— Given passage —
⁂
# Crispy rice,how to make it?



## brigitte (Mar 25, 2008)

Hello everybody,how are you?My name is brigitte from france,but i live in south america.Well i wanted very badly to learn how to make the cripsy rice cereal(like the one from kellogs..) but to do it myself.I want to do them to make the crispy rice marshmellow treats,but i dont have the cereal available and besides would love to learn to do it myself.I was checking in many websites but i cannot find anything about the crispy rice itself..All I could find was thaty is fine rice grain that is cooked..dried..and baked..but ..what about how to go about doing this three steps and finishing with something similar to the crispy rice from kellogs .If nobody knows this..does anybody know abother way to make the rice to be used for this sort of marshmellow rice treat??I would greatly appreciate any comments or recepies!Merci en advance!


----------



## free rider (May 23, 2006)

It can't be done at home, as far as I know. It requires special equipment. The first lot was made by shooting it out of a cannon, a Spanish-American war cannon, if memory serves me correctly.


----------



## norma (Jun 4, 2006)

Bonsoir Brigitte,

I don't know where you are in South America, but in Brazil they have that specific cereal that you are looking for. 
It's called "flocos de arroz" from Kellogs. They have also "Choco Krisps" which is the same thing but, covered in chocolate. 
Go to www.sucrilhos.com


----------



## norma (Jun 4, 2006)

Sorry Brigitte, the website is Kellogg's and the one that is covered in chocolate is called Choco Krisps. Very taste with milk!


----------



## [email protected] (Mar 16, 2008)

Maybe you are looking at the wrong aisle...they are usually located where the breakfast cereals are...


----------
⁂
— Exercise 1 —
In the crispy rice thread, how does free rider say the first lot was made?
— Exercise 2 —
For each statement, say yes or no according to the crispy rice thread, and quote the words of the thread that decide it.
(a) brigitte wants the cereal in order to make crispy rice marshmallow treats.
(b) free rider says the cereal can be made at home with ordinary kitchen tools.
(c) norma describes Choco Krisps as the same cereal covered in chocolate.
— Exercise 3 —
Sum up the crispy rice thread in two sentences.

— Dataset content —
⁂
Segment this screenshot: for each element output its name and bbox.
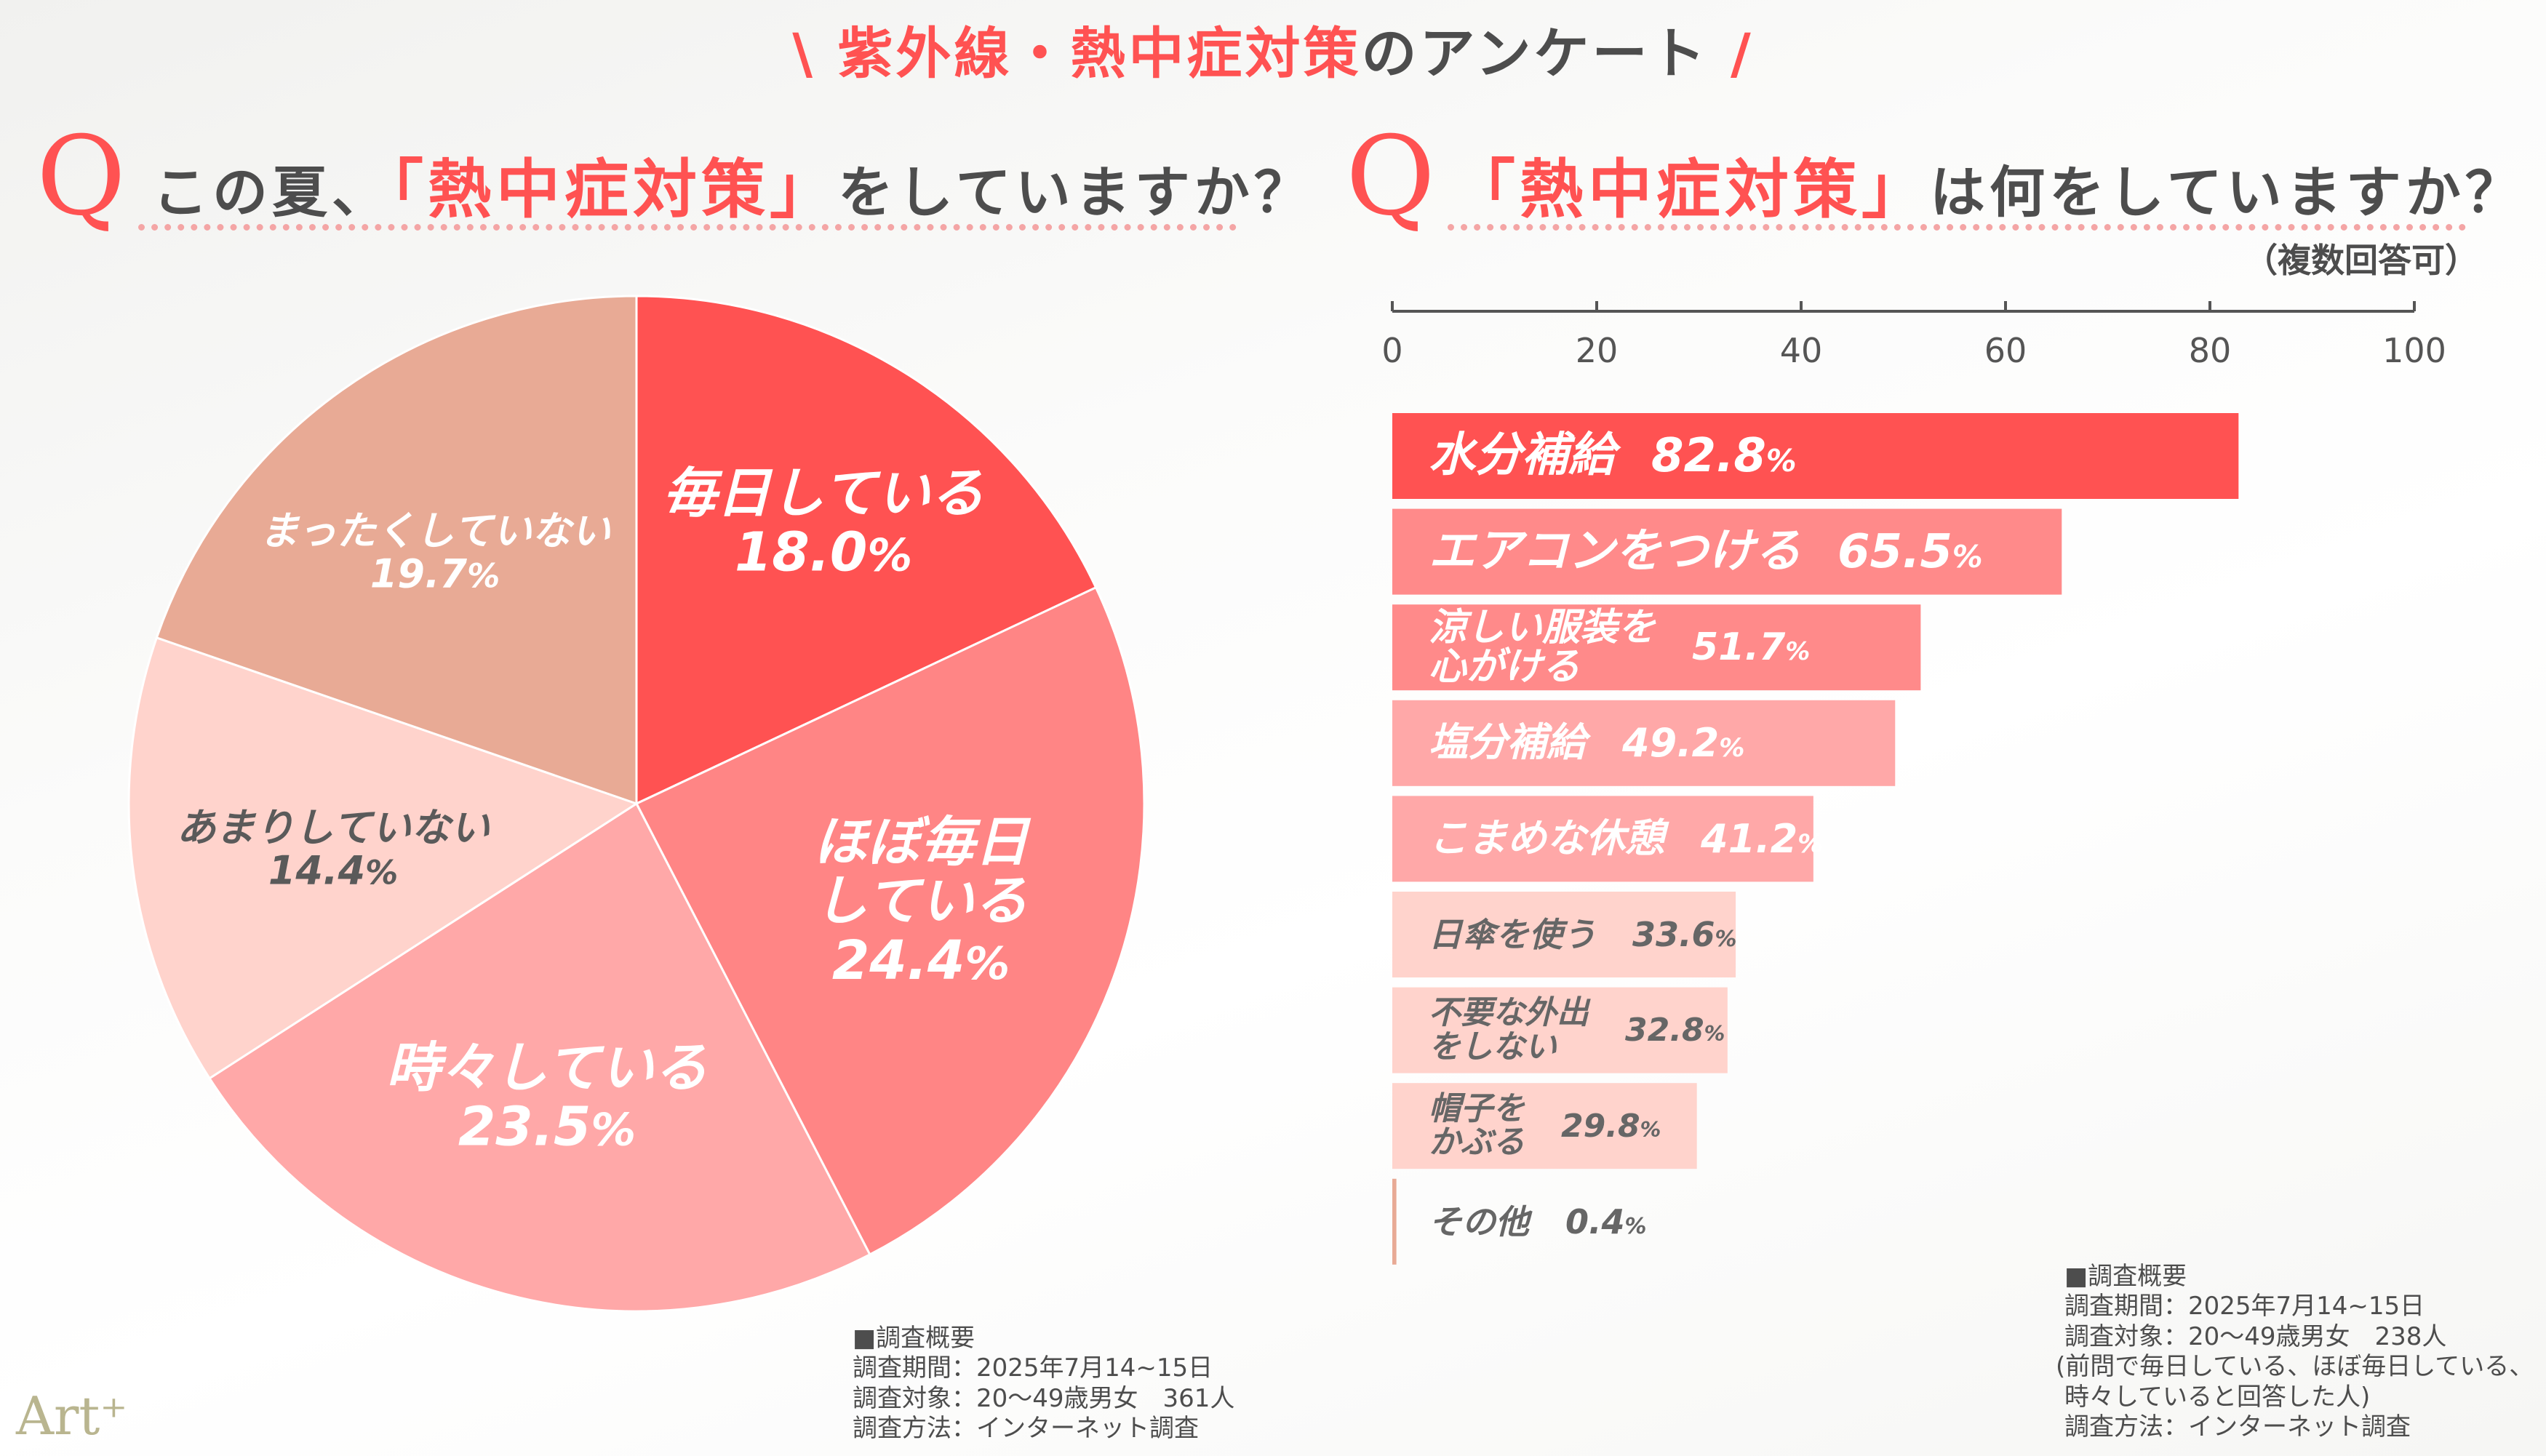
⁂
— Complete output 1 —
By shooting it out of a cannon.

— Complete output 2 —
(a) Yes: "I want to do them to make the crispy rice marshmellow treats"
(b) No: "It can't be done at home, as far as I know. It requires special equipment."
(c) Yes: "which is the same thing but, covered in chocolate."

— Complete output 3 —
A poster from France living in South America wants to make crispy rice cereal like Kellogg's at home for marshmallow treats, having found only that it is rice that is cooked, dried and baked. The replies say it can't be done at home without special equipment, point to Kellogg's "flocos de arroz" and Choco Krisps sold in Brazil, and suggest checking the breakfast cereal aisle.